* PROBLEM TO WORK ON *
Copy every line of the following data that includes the string "What".

#####

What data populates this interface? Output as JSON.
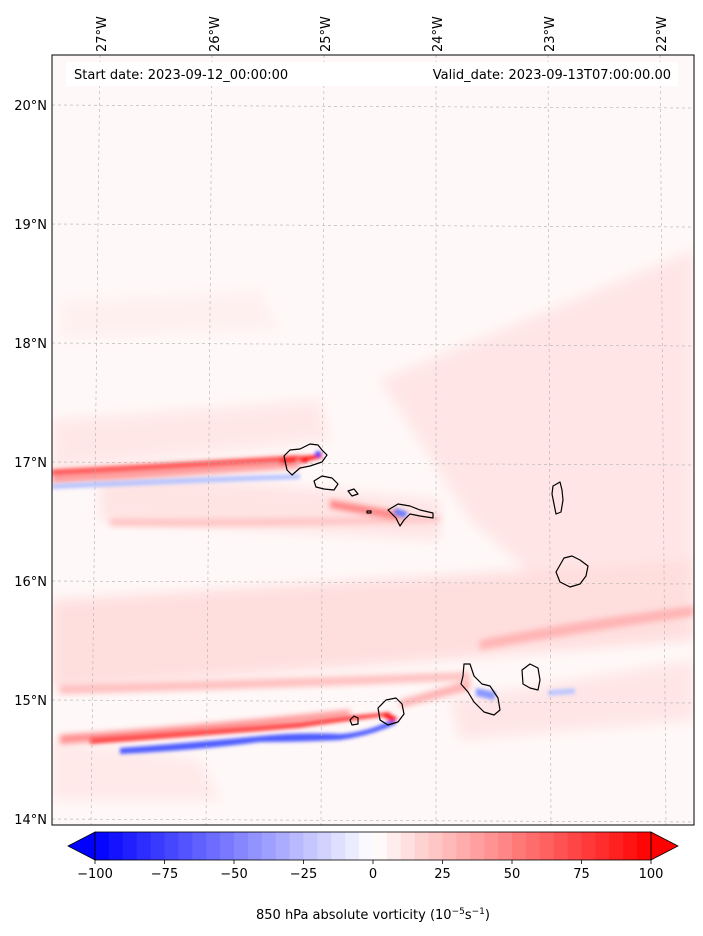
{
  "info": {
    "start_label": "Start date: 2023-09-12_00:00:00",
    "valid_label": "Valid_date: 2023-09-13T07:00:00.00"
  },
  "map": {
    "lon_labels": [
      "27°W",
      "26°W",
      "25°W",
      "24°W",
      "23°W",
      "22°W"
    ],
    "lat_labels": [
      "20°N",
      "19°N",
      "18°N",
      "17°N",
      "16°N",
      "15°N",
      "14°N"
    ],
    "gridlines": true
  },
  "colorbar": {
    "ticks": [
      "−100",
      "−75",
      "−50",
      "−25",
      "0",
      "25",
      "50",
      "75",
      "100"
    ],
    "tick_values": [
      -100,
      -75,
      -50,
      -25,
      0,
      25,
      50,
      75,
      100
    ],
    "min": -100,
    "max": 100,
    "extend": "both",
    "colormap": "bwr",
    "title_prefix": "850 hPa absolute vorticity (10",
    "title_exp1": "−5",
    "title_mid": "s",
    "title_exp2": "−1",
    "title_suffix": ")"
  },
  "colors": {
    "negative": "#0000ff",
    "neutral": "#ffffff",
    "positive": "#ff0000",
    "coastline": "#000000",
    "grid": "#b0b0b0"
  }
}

#####

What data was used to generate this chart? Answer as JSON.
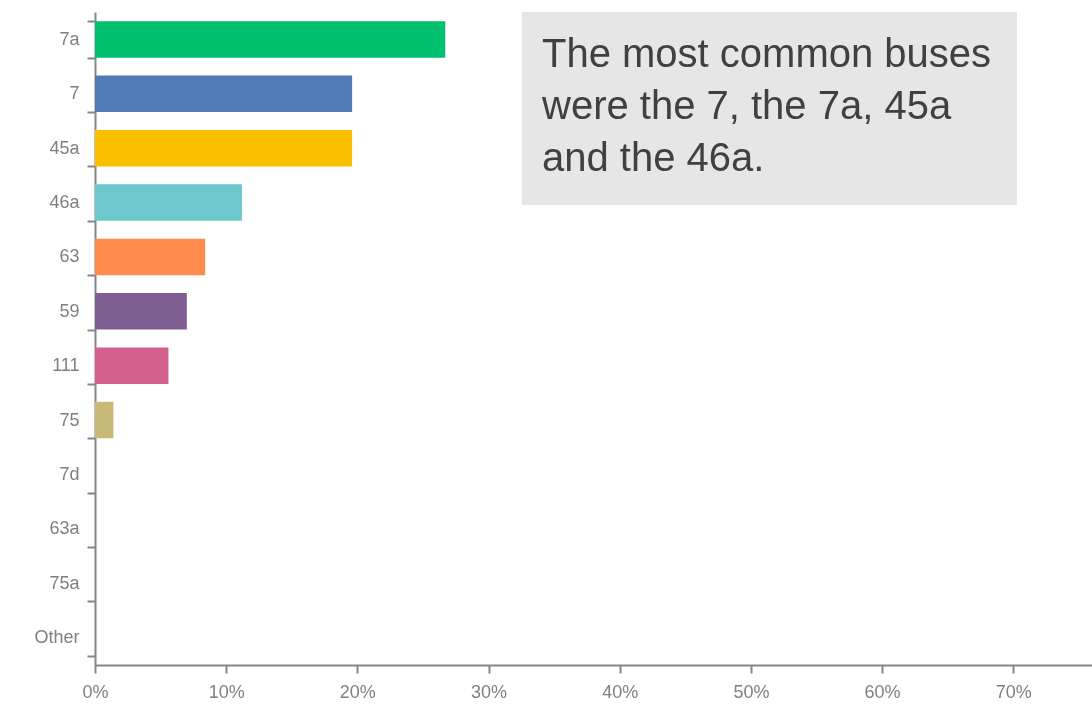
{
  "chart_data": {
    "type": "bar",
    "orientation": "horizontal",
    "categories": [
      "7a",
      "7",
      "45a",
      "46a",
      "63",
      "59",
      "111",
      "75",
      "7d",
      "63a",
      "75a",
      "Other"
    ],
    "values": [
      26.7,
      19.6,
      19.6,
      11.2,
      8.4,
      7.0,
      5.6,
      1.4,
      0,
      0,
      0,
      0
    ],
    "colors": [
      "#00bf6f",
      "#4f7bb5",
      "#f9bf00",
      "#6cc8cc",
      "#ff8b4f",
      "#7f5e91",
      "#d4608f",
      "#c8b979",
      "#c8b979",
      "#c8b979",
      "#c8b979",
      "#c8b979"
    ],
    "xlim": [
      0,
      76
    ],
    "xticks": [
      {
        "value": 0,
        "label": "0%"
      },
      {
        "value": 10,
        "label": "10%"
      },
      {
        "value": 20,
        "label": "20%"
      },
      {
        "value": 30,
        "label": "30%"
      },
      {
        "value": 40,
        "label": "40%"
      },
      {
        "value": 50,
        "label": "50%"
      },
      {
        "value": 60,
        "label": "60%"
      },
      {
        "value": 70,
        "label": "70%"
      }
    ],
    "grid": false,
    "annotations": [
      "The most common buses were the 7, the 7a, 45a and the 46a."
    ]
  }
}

#####

* SOLUTION *
What data populates this interface? Output as JSON.
What data was used to generate this chart? Answer as JSON.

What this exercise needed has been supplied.